== Exercise description ==
Output all of the data below exactly as given.

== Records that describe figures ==
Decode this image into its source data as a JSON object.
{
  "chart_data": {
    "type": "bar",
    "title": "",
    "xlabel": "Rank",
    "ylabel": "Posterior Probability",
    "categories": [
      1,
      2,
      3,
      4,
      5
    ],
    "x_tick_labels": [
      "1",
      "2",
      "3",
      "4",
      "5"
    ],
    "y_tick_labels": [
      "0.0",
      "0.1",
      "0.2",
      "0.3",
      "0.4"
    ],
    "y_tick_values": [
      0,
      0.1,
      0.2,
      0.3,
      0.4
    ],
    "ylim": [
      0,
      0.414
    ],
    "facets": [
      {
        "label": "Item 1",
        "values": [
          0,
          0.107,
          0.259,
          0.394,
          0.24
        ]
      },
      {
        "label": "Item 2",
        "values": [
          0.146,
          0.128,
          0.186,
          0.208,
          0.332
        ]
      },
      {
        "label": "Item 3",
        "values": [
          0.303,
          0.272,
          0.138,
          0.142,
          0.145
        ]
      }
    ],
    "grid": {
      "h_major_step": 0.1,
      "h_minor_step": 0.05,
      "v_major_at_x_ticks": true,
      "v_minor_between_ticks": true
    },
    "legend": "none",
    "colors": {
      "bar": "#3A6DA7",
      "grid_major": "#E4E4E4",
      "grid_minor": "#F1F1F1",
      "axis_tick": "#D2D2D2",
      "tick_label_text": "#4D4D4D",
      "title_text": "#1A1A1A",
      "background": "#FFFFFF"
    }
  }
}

== Exercise result ==
Decode this image into its source data as a JSON object.
{
  "chart_data": {
    "type": "bar",
    "title": "",
    "xlabel": "Rank",
    "ylabel": "Posterior Probability",
    "categories": [
      1,
      2,
      3,
      4,
      5
    ],
    "x_tick_labels": [
      "1",
      "2",
      "3",
      "4",
      "5"
    ],
    "y_tick_labels": [
      "0.0",
      "0.1",
      "0.2",
      "0.3",
      "0.4"
    ],
    "y_tick_values": [
      0,
      0.1,
      0.2,
      0.3,
      0.4
    ],
    "ylim": [
      0,
      0.414
    ],
    "facets": [
      {
        "label": "Item 1",
        "values": [
          0,
          0.107,
          0.259,
          0.394,
          0.24
        ]
      },
      {
        "label": "Item 2",
        "values": [
          0.146,
          0.128,
          0.186,
          0.208,
          0.332
        ]
      },
      {
        "label": "Item 3",
        "values": [
          0.303,
          0.272,
          0.138,
          0.142,
          0.145
        ]
      }
    ],
    "grid": {
      "h_major_step": 0.1,
      "h_minor_step": 0.05,
      "v_major_at_x_ticks": true,
      "v_minor_between_ticks": true
    },
    "legend": "none",
    "colors": {
      "bar": "#3A6DA7",
      "grid_major": "#E4E4E4",
      "grid_minor": "#F1F1F1",
      "axis_tick": "#D2D2D2",
      "tick_label_text": "#4D4D4D",
      "title_text": "#1A1A1A",
      "background": "#FFFFFF"
    }
  }
}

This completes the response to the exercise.